__EXCERPT TO READ__.
---

RemixDB: A read- and write-optimized concurrent KV store. Fast point and range queries. Extremely low write-amplification.

Overview

REMIX and RemixDB

The REMIX data structure was introduced in paper "REMIX: Efficient Range Query for LSM-trees", FAST'21.

This repository maintains a reference implementation of the REMIX index data structure, as well as a thread-safe embedded key-value store implementation, namely RemixDB. It compiles on recent Linux/FreeBSD/MacOS and supports x86_64 and AArch64 CPUs.

Optimization: Minimizing REMIX (Re-)Building Cost

This implementation employs an optimization to minimize the REMIX building cost. This optimization improves the throughput by 2x (0.96MOPS vs. 0.50MOPS) in a random-write experiment, compared to the implementation described in the REMIX paper. Configuration: klen=16; vlen=120; 2.02 billion KVs; 256GB valid KV data; single-threaded loading in random order; no compression.

When creating a new table file, RemixDB can create a copy of all the keys in the table. Specificially, it encodes all the keys (without values) in sorted order using prefix compression, which creates a Compressed Keys Block (CKB). The CKB is stored at the end of the table file. This feature can be freely turned on and off. There is no compatibility issue when tables with and without the CKB are used together.

When creating a new REMIX, the building process will check if every input table contains a CKB. If true, the process will build the new REMIX using these CKBs. It also leverages the existing REMIX to avoid unncecssary key comparisons. In this way, the new REMIX will be created by reading the old REMIX and the CKBs, without accessing the key-value data blocks of the table files.

In a running system the old REMIX structures are usually cache-resident. The CKBs are only used for REMIX building, which are read into memory in batch, and discarded once the building is finished.

A CKB is often much smaller than the original key-value data block, unless the system manages huge keys with small values. Suppose the average CKB size is 10% of the average key-value data block size, this optimization trades 10% more write I/O and storage space usage for a 90% reduction of read I/O during REMIX building.

remixdb_open opens/creates a remixdb with the optimization turned on. Each newly created sstable will have the CKB. You should use remixdb_open unless it's absolutely necessary to save a little bit disk space. remixdb_open_compact opens a remixdb with the optimization turned off. Each newly created sstable will not contain a CKB. A store created by one of these functions can be safely opened by the other function.

---

__DATA SHOWN__.
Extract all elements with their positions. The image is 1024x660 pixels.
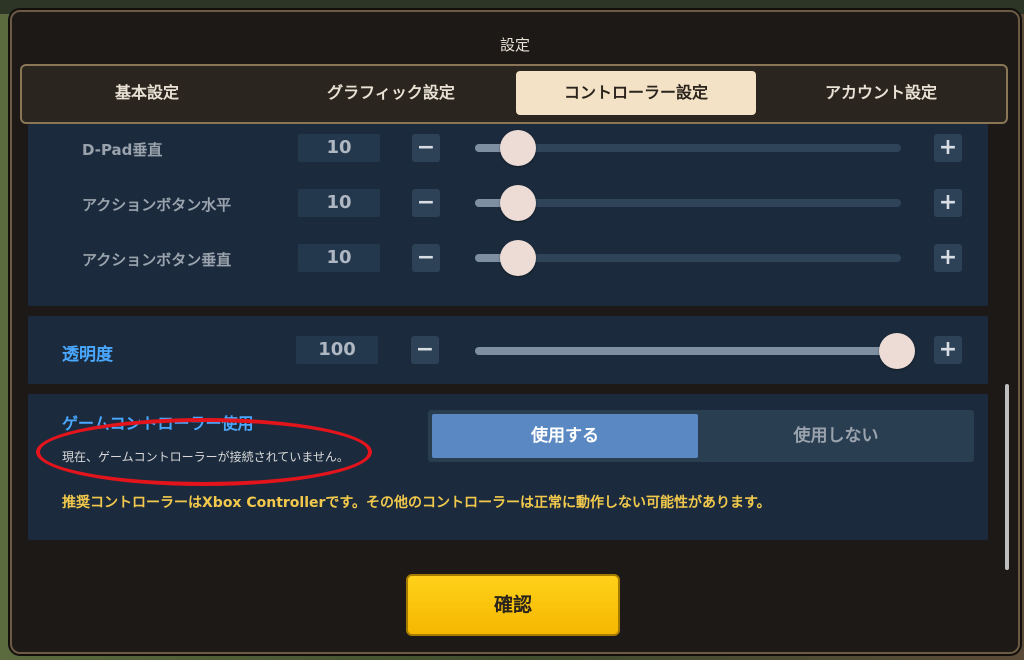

---

__COMPLETE THE FOLLOWING__.
#1 Answer these questions about the RemixDB overview:
(a) Which paper introduced the REMIX data structure, and at which conference?
(b) Where in a table file is the Compressed Keys Block stored?
(c) Which function opens a remixdb with the CKB optimization turned off?
#2 Write the next part of the RemixDB overview, picking up after its final sentence.
The lines above are separate material and have no connection to the RemixDB overview.

__REPLIES__.
#1
(a) "REMIX: Efficient Range Query for LSM-trees," at FAST'21.
(b) At the end of the table file.
(c) remixdb_open_compact.

#2
Limitations of the Current Implementation

  • KV size: The maximum key+value size is capped at 65500 bytes. This roughly corresponds to the 64KB block size limit. TODO: store huge KV pairs in a separate file and store the file address of the KV pair in RemixDB.

Configuration and Tuning

CPU affinity

RemixDB employs background threads to perform asynchronous compaction. When possible (on Linux or FreeBSD), these threads are pinned on specific cores for efficiency. To avoid interferences with the foreground threads, it is necessary to separate the cores used by different threads. By default, RemixDB pins 4 compaction threads on the last four cores of the current process's affinity list. For example, on a machine with two 10-core processors, cores 0,2,4,...,16,18 belong to numa node 0, and the rest cores belong to numa node 1. The default behavior is to use the cores from 16 to 19, which is a suboptimal setup. To avoid the performance penalty, one should set environment variable XDB_CPU_LIST=core1,core2,... to specify the cores used by the background threads. There can be up to four compaction threads. The default number is four. A preferred setup for the machine mentioned above would be like this:

$ export XDB_CPU_LIST=12,14,16,18
$ numactl -C 0,2,4,6 ./xdbdemo.out

Maximum number of open files

The current implementation keeps every table file open at run time. This requires a large nofile in /etc/security/limits.conf. For example, add * - nofile 100000 to limits.conf, reboot/relogin, and double-check with ulimit -n.

Maximum Table File Size

MSSTZ_NBLKS (sst.c) controls the maximum number of 4KB blocks in an SST file. The default number is 20400. The maximum value is 65520 (256MB data blocks, plus metadata).

Hugepages

Configuring huge pages can effectively improve RemixDB's performance. Usually a few hundred 2MB hugepages would be sufficient for memory allocation in MemTables. The block cache automatically detects and uses 1GB huge pages when available (otherwise, fall back to 2MB pages, and then 4KB pages). 4x 1GB huge pages should be configured if you set cache size to 4GB.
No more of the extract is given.